Challenge:
All of the lines below are to be transcribed faithfully, with pictures excluded from the copy.

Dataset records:
---

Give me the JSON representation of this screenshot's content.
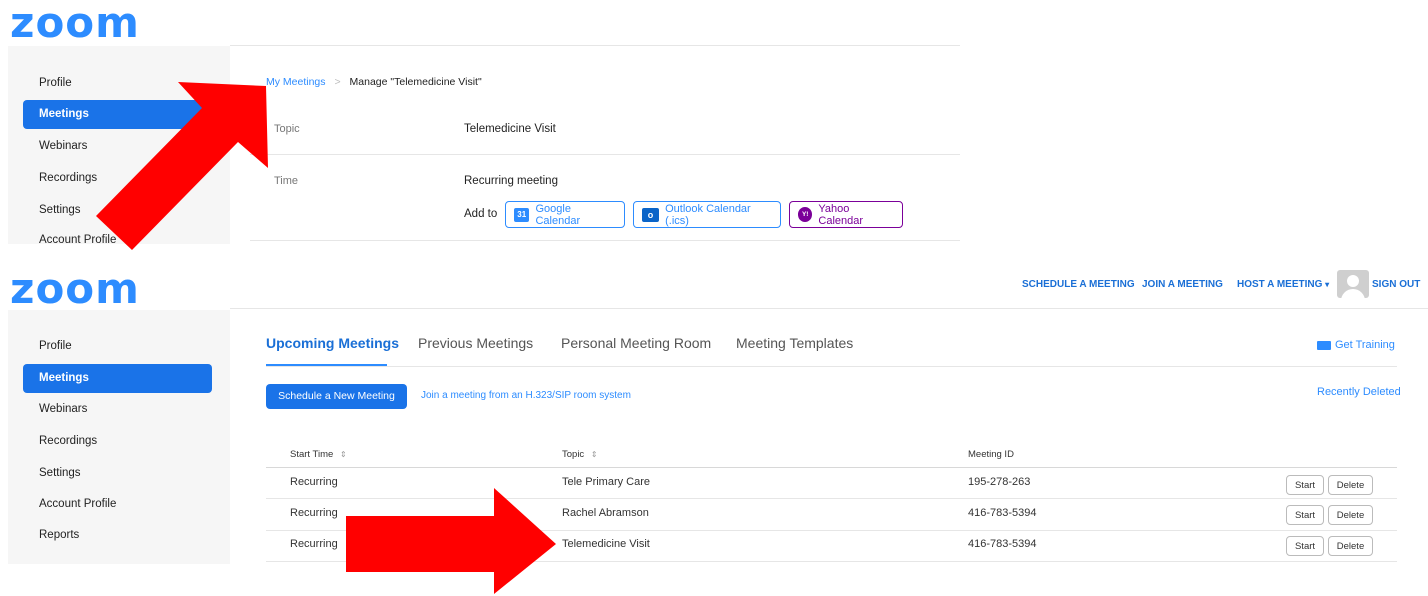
{
  "top_panel": {
    "logo": "zoom",
    "sidebar": [
      {
        "label": "Profile"
      },
      {
        "label": "Meetings"
      },
      {
        "label": "Webinars"
      },
      {
        "label": "Recordings"
      },
      {
        "label": "Settings"
      },
      {
        "label": "Account Profile"
      }
    ],
    "breadcrumb": {
      "root": "My Meetings",
      "separator": ">",
      "current": "Manage \"Telemedicine Visit\""
    },
    "topic_label": "Topic",
    "topic_value": "Telemedicine Visit",
    "time_label": "Time",
    "time_value": "Recurring meeting",
    "add_to_label": "Add to",
    "calendars": {
      "google": {
        "label": "Google Calendar",
        "icon_text": "31"
      },
      "outlook": {
        "label": "Outlook Calendar (.ics)",
        "icon_text": "o"
      },
      "yahoo": {
        "label": "Yahoo Calendar",
        "icon_text": "Y!"
      }
    }
  },
  "bottom_panel": {
    "logo": "zoom",
    "nav": {
      "schedule": "SCHEDULE A MEETING",
      "join": "JOIN A MEETING",
      "host": "HOST A MEETING",
      "sign_out": "SIGN OUT"
    },
    "sidebar": [
      {
        "label": "Profile"
      },
      {
        "label": "Meetings"
      },
      {
        "label": "Webinars"
      },
      {
        "label": "Recordings"
      },
      {
        "label": "Settings"
      },
      {
        "label": "Account Profile"
      },
      {
        "label": "Reports"
      }
    ],
    "tabs": [
      {
        "label": "Upcoming Meetings"
      },
      {
        "label": "Previous Meetings"
      },
      {
        "label": "Personal Meeting Room"
      },
      {
        "label": "Meeting Templates"
      }
    ],
    "get_training": "Get Training",
    "schedule_button": "Schedule a New Meeting",
    "join_room_link": "Join a meeting from an H.323/SIP room system",
    "recently_deleted": "Recently Deleted",
    "table": {
      "headers": {
        "start_time": "Start Time",
        "topic": "Topic",
        "meeting_id": "Meeting ID"
      },
      "sort_glyph": "⇕",
      "rows": [
        {
          "start": "Recurring",
          "topic": "Tele Primary Care",
          "id": "195-278-263",
          "start_btn": "Start",
          "delete_btn": "Delete"
        },
        {
          "start": "Recurring",
          "topic": "Rachel Abramson",
          "id": "416-783-5394",
          "start_btn": "Start",
          "delete_btn": "Delete"
        },
        {
          "start": "Recurring",
          "topic": "Telemedicine Visit",
          "id": "416-783-5394",
          "start_btn": "Start",
          "delete_btn": "Delete"
        }
      ]
    }
  },
  "colors": {
    "brand": "#2d8cff",
    "active": "#1a73e8",
    "arrow": "#ff0000",
    "yahoo": "#7b0099"
  }
}
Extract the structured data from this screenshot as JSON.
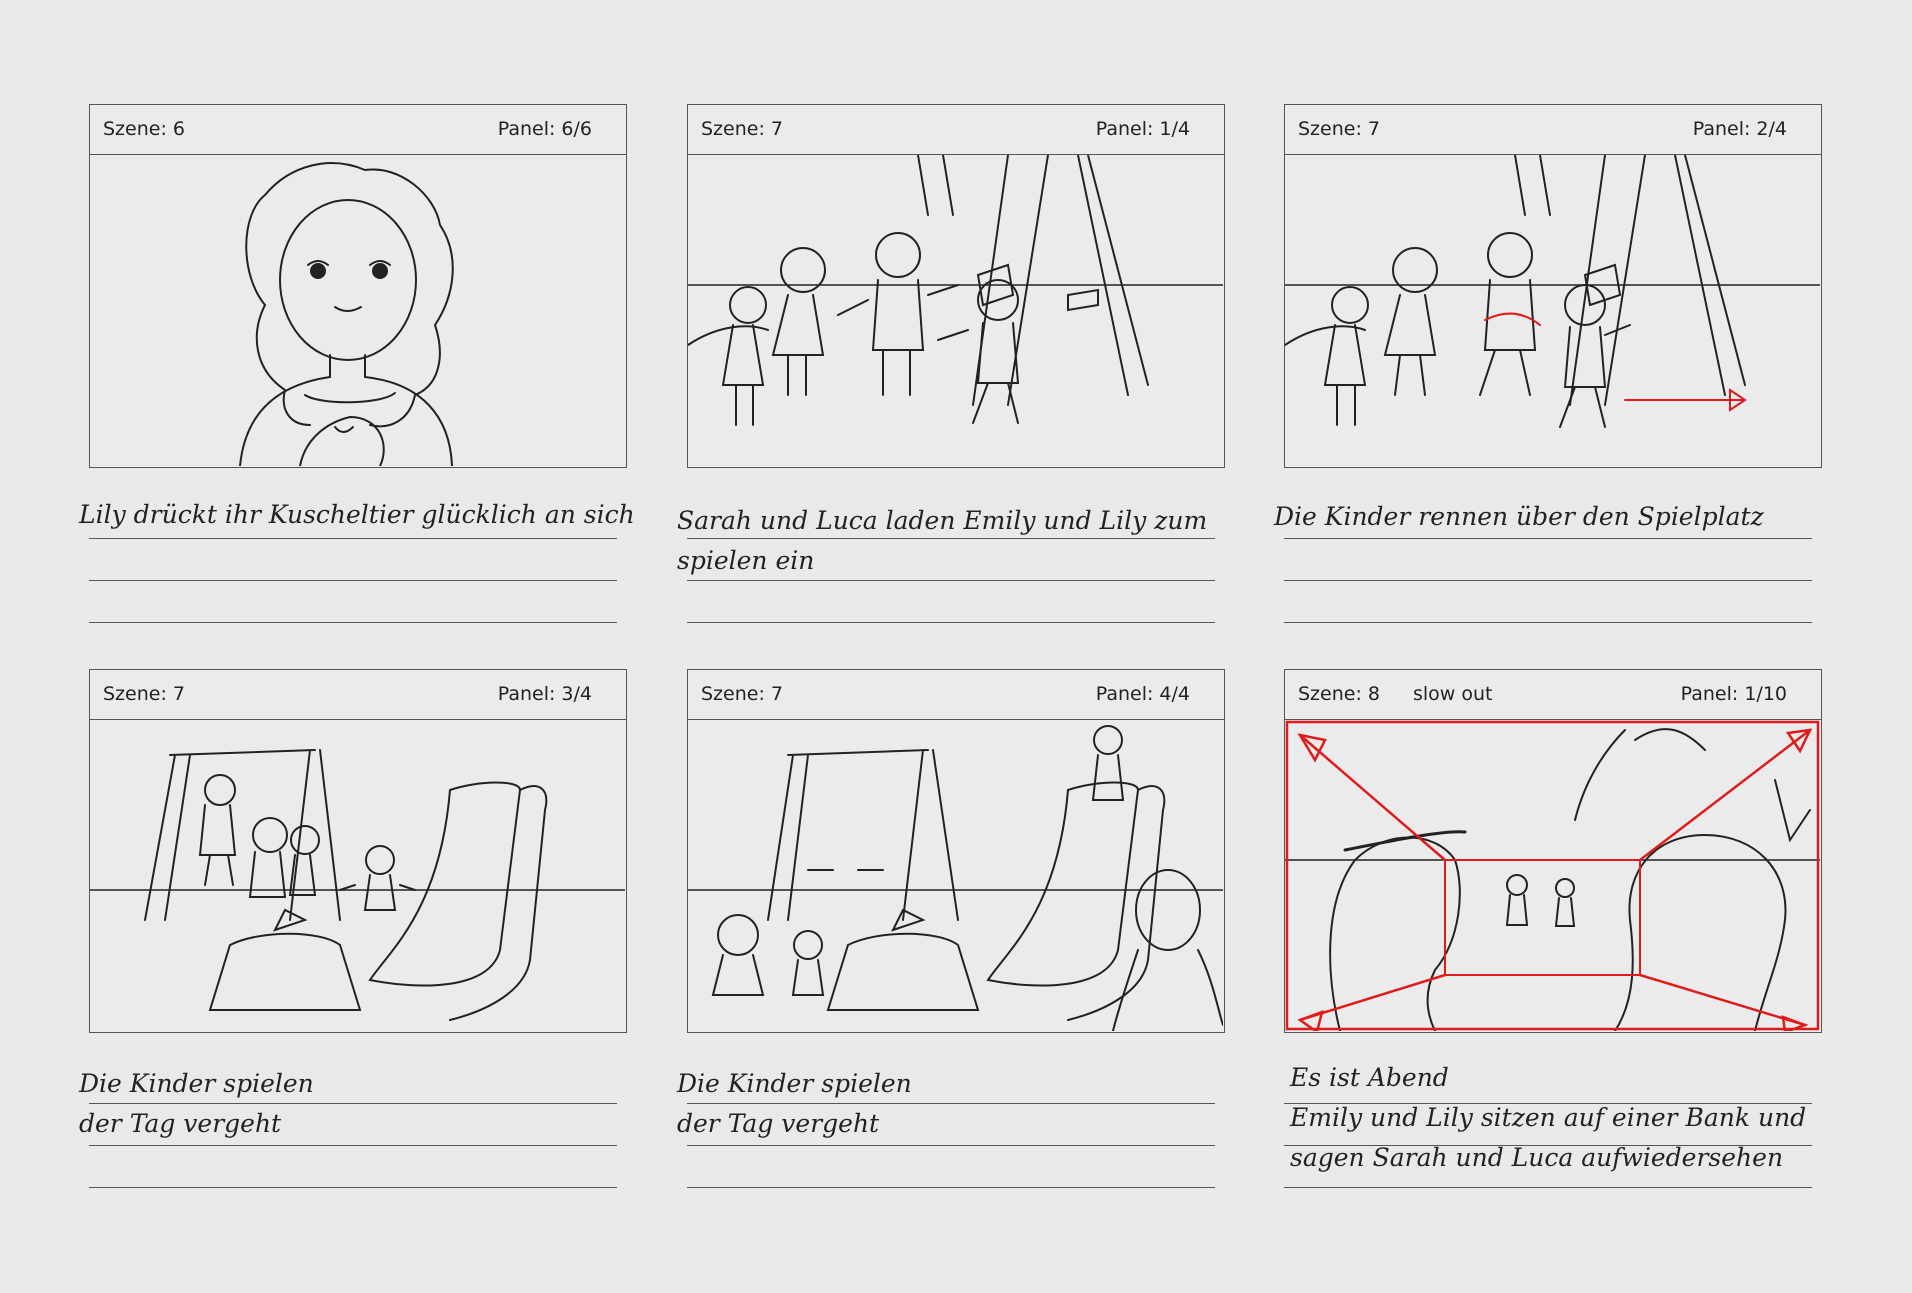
{
  "panels": [
    {
      "scene": "Szene: 6",
      "note": "",
      "panel": "Panel: 6/6",
      "caption": [
        "Lily drückt ihr Kuscheltier glücklich an sich"
      ]
    },
    {
      "scene": "Szene: 7",
      "note": "",
      "panel": "Panel: 1/4",
      "caption": [
        "Sarah und Luca laden Emily und Lily zum",
        "spielen ein"
      ]
    },
    {
      "scene": "Szene: 7",
      "note": "",
      "panel": "Panel: 2/4",
      "caption": [
        "Die Kinder rennen über den Spielplatz"
      ]
    },
    {
      "scene": "Szene: 7",
      "note": "",
      "panel": "Panel: 3/4",
      "caption": [
        "Die Kinder spielen",
        "der Tag vergeht"
      ]
    },
    {
      "scene": "Szene:  7",
      "note": "",
      "panel": "Panel: 4/4",
      "caption": [
        "Die Kinder spielen",
        "der Tag vergeht"
      ]
    },
    {
      "scene": "Szene: 8",
      "note": "slow out",
      "panel": "Panel: 1/10",
      "caption": [
        "Es ist Abend",
        "Emily und Lily sitzen auf einer Bank und",
        "sagen Sarah und Luca aufwiedersehen"
      ]
    }
  ],
  "colors": {
    "background": "#e9e9e9",
    "ink": "#222222",
    "annotation": "#e01b1b"
  }
}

---

Response to the exercise:
Give me the JSON representation of this screenshot's content.
{
  "top_panel": {
    "logo": "zoom",
    "sidebar": [
      {
        "label": "Profile"
      },
      {
        "label": "Meetings"
      },
      {
        "label": "Webinars"
      },
      {
        "label": "Recordings"
      },
      {
        "label": "Settings"
      },
      {
        "label": "Account Profile"
      }
    ],
    "breadcrumb": {
      "root": "My Meetings",
      "separator": ">",
      "current": "Manage \"Telemedicine Visit\""
    },
    "topic_label": "Topic",
    "topic_value": "Telemedicine Visit",
    "time_label": "Time",
    "time_value": "Recurring meeting",
    "add_to_label": "Add to",
    "calendars": {
      "google": {
        "label": "Google Calendar",
        "icon_text": "31"
      },
      "outlook": {
        "label": "Outlook Calendar (.ics)",
        "icon_text": "o"
      },
      "yahoo": {
        "label": "Yahoo Calendar",
        "icon_text": "Y!"
      }
    }
  },
  "bottom_panel": {
    "logo": "zoom",
    "nav": {
      "schedule": "SCHEDULE A MEETING",
      "join": "JOIN A MEETING",
      "host": "HOST A MEETING",
      "sign_out": "SIGN OUT"
    },
    "sidebar": [
      {
        "label": "Profile"
      },
      {
        "label": "Meetings"
      },
      {
        "label": "Webinars"
      },
      {
        "label": "Recordings"
      },
      {
        "label": "Settings"
      },
      {
        "label": "Account Profile"
      },
      {
        "label": "Reports"
      }
    ],
    "tabs": [
      {
        "label": "Upcoming Meetings"
      },
      {
        "label": "Previous Meetings"
      },
      {
        "label": "Personal Meeting Room"
      },
      {
        "label": "Meeting Templates"
      }
    ],
    "get_training": "Get Training",
    "schedule_button": "Schedule a New Meeting",
    "join_room_link": "Join a meeting from an H.323/SIP room system",
    "recently_deleted": "Recently Deleted",
    "table": {
      "headers": {
        "start_time": "Start Time",
        "topic": "Topic",
        "meeting_id": "Meeting ID"
      },
      "sort_glyph": "⇕",
      "rows": [
        {
          "start": "Recurring",
          "topic": "Tele Primary Care",
          "id": "195-278-263",
          "start_btn": "Start",
          "delete_btn": "Delete"
        },
        {
          "start": "Recurring",
          "topic": "Rachel Abramson",
          "id": "416-783-5394",
          "start_btn": "Start",
          "delete_btn": "Delete"
        },
        {
          "start": "Recurring",
          "topic": "Telemedicine Visit",
          "id": "416-783-5394",
          "start_btn": "Start",
          "delete_btn": "Delete"
        }
      ]
    }
  },
  "colors": {
    "brand": "#2d8cff",
    "active": "#1a73e8",
    "arrow": "#ff0000",
    "yahoo": "#7b0099"
  }
}
Extract the structured data from this screenshot as JSON.
{
  "panels": [
    {
      "scene": "Szene: 6",
      "note": "",
      "panel": "Panel: 6/6",
      "caption": [
        "Lily drückt ihr Kuscheltier glücklich an sich"
      ]
    },
    {
      "scene": "Szene: 7",
      "note": "",
      "panel": "Panel: 1/4",
      "caption": [
        "Sarah und Luca laden Emily und Lily zum",
        "spielen ein"
      ]
    },
    {
      "scene": "Szene: 7",
      "note": "",
      "panel": "Panel: 2/4",
      "caption": [
        "Die Kinder rennen über den Spielplatz"
      ]
    },
    {
      "scene": "Szene: 7",
      "note": "",
      "panel": "Panel: 3/4",
      "caption": [
        "Die Kinder spielen",
        "der Tag vergeht"
      ]
    },
    {
      "scene": "Szene:  7",
      "note": "",
      "panel": "Panel: 4/4",
      "caption": [
        "Die Kinder spielen",
        "der Tag vergeht"
      ]
    },
    {
      "scene": "Szene: 8",
      "note": "slow out",
      "panel": "Panel: 1/10",
      "caption": [
        "Es ist Abend",
        "Emily und Lily sitzen auf einer Bank und",
        "sagen Sarah und Luca aufwiedersehen"
      ]
    }
  ],
  "colors": {
    "background": "#e9e9e9",
    "ink": "#222222",
    "annotation": "#e01b1b"
  }
}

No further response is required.